◆ Objective ◆
Extract each line of the data below exactly as written.

Stored entries:
------------------------------------------------------------------------

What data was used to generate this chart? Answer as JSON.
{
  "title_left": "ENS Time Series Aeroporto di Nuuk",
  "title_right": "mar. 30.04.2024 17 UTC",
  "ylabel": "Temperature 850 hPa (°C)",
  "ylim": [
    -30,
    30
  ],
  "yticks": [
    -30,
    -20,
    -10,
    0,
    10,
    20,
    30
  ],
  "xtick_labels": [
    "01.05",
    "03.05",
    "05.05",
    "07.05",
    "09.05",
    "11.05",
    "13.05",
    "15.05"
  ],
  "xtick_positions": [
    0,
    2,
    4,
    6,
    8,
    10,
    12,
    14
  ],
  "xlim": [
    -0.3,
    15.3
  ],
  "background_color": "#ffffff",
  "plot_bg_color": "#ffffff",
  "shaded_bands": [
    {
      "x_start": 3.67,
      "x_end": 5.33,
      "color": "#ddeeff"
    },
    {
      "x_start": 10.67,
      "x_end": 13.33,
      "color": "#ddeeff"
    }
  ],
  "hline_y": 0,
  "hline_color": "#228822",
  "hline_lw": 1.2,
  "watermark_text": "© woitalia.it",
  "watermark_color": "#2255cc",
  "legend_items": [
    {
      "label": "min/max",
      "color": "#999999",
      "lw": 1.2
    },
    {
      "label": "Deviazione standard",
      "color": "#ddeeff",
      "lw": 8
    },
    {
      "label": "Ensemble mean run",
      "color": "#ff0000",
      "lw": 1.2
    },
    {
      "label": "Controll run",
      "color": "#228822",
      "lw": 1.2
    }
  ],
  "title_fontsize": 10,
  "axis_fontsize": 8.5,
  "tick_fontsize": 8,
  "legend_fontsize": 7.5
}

------------------------------------------------------------------------

◆ Task response ◆
What data was used to generate this chart? Answer as JSON.
{
  "title_left": "ENS Time Series Aeroporto di Nuuk",
  "title_right": "mar. 30.04.2024 17 UTC",
  "ylabel": "Temperature 850 hPa (°C)",
  "ylim": [
    -30,
    30
  ],
  "yticks": [
    -30,
    -20,
    -10,
    0,
    10,
    20,
    30
  ],
  "xtick_labels": [
    "01.05",
    "03.05",
    "05.05",
    "07.05",
    "09.05",
    "11.05",
    "13.05",
    "15.05"
  ],
  "xtick_positions": [
    0,
    2,
    4,
    6,
    8,
    10,
    12,
    14
  ],
  "xlim": [
    -0.3,
    15.3
  ],
  "background_color": "#ffffff",
  "plot_bg_color": "#ffffff",
  "shaded_bands": [
    {
      "x_start": 3.67,
      "x_end": 5.33,
      "color": "#ddeeff"
    },
    {
      "x_start": 10.67,
      "x_end": 13.33,
      "color": "#ddeeff"
    }
  ],
  "hline_y": 0,
  "hline_color": "#228822",
  "hline_lw": 1.2,
  "watermark_text": "© woitalia.it",
  "watermark_color": "#2255cc",
  "legend_items": [
    {
      "label": "min/max",
      "color": "#999999",
      "lw": 1.2
    },
    {
      "label": "Deviazione standard",
      "color": "#ddeeff",
      "lw": 8
    },
    {
      "label": "Ensemble mean run",
      "color": "#ff0000",
      "lw": 1.2
    },
    {
      "label": "Controll run",
      "color": "#228822",
      "lw": 1.2
    }
  ],
  "title_fontsize": 10,
  "axis_fontsize": 8.5,
  "tick_fontsize": 8,
  "legend_fontsize": 7.5
}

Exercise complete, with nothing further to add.